__EXCERPTED TEXT__.
□ □ □ □
Wednesday, June 7, 2017

Book Review: How To Read and Understand The Biblical Prophets

How To Read and Understand The Biblical Prophets. Peter J. Gentry. 2017. Crossway. 144 pages. [Source: Review copy]

For anyone who has ever struggled to understand what they're reading as they read through the major or minor prophets of the Bible, I heartily recommend Peter J. Gentry's How To Read and Understand The Biblical Prophets. This book is not a commentary telling you what each book, each chapter, each verse means. Rather the book seeks to teach readers how to read and understand on their own. He teaches you guidelines and principles--giving readers the tools they need to do it themselves.

One thing he emphasizes throughout the book is the importance of the book of Deuteronomy. To understand the prophets, to make sense of many, many books of the Bible (not just OT but NT too) one must be familiar with, one must grasp--hold central--the concepts and teachings of the book of Deuteronomy.

He writes,
"Everything in the prophets is based upon the covenant made between God and Israel during the exodus from Egypt, especially the expression or form of the covenant as it is found in the book of Deuteronomy."
And
"For the prophets, their perspectives on social justice, their promises and their threats, even their very sentences and words, are all based upon the book of Deuteronomy, an expansion and renewal of the covenant made at Sinai."
One must not only understand the foundational importance of the covenant, of God's special relationship with the nation of Israel (and by Israel I mean Israel and Judah), of the blessings and curses associated with the covenant. But one must become acquainted with ancient, Eastern literature of that time.

For example, he writes:
"The normal pattern of Hebrew literature is to consider topics in a recursive manner, which means that a topic is progressively repeated. Using the recursive approach, a Hebrew author begins a discourse on a particular topic, develops it from a particular perspective, and then concludes his conversation. Then he begins another conversation, taking up the same topic again from a different point of view. When these two conversations or discourses on the same topic are heard in succession, they are like the left and right speakers of a stereo system. This pattern in Hebrew literature functions on both macro and micro levels. Individual sentences are placed back to back like left and right speakers. Paragraphs and even larger sections of texts are treated the same way."
□ □ □ □
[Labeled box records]
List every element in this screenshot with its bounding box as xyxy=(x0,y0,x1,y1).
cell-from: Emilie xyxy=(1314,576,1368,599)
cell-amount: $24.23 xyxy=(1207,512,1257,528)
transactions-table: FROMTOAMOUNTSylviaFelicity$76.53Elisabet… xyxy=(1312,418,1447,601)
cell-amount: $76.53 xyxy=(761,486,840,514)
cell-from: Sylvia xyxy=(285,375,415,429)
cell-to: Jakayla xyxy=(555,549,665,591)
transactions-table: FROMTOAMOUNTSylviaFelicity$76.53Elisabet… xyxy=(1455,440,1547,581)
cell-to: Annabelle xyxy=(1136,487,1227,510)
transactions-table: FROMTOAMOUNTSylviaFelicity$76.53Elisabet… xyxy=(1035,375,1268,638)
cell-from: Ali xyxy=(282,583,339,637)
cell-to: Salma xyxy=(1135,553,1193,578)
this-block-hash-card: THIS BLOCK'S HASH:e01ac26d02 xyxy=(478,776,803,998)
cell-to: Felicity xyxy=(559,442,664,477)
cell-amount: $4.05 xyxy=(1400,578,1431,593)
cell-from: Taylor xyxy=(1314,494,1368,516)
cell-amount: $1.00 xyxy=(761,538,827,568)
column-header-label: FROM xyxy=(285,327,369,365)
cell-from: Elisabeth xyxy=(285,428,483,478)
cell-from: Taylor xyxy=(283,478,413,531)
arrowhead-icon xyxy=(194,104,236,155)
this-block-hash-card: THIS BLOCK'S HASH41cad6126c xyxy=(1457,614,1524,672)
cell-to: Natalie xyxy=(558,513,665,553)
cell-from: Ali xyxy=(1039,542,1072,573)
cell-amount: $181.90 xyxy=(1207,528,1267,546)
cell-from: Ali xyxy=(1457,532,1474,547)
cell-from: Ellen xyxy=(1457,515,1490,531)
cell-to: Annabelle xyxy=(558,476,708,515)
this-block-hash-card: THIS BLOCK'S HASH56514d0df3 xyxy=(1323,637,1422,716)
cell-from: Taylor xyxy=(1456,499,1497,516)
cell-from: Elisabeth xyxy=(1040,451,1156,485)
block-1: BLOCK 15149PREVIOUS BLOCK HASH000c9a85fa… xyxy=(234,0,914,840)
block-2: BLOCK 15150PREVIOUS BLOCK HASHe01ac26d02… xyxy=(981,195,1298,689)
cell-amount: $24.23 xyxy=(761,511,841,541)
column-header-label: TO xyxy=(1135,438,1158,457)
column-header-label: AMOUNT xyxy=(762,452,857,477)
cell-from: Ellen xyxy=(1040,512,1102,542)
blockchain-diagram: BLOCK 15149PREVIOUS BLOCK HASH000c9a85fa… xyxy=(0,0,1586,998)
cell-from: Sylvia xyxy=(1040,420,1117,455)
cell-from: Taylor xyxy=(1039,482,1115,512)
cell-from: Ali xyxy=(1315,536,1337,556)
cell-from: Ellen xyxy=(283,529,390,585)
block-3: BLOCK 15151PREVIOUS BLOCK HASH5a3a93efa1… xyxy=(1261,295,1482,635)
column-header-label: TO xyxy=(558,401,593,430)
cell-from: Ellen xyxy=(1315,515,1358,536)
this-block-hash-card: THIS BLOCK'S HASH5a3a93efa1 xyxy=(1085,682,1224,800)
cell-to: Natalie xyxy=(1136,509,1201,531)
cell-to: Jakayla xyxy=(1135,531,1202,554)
□ □ □ □
__THE REQUEST__.
Answer these questions from the book review:
1. Which publisher released the book, and how many pages does it have?
2. Which book of the Bible does Gentry stress as essential for understanding the prophets?
3. What does Gentry compare two successive discourses on the same topic to?
The labeled box data plays no role here.

__IN RESPONSE__.
1. Crossway; 144 pages.
2. Deuteronomy.
3. The left and right speakers of a stereo system.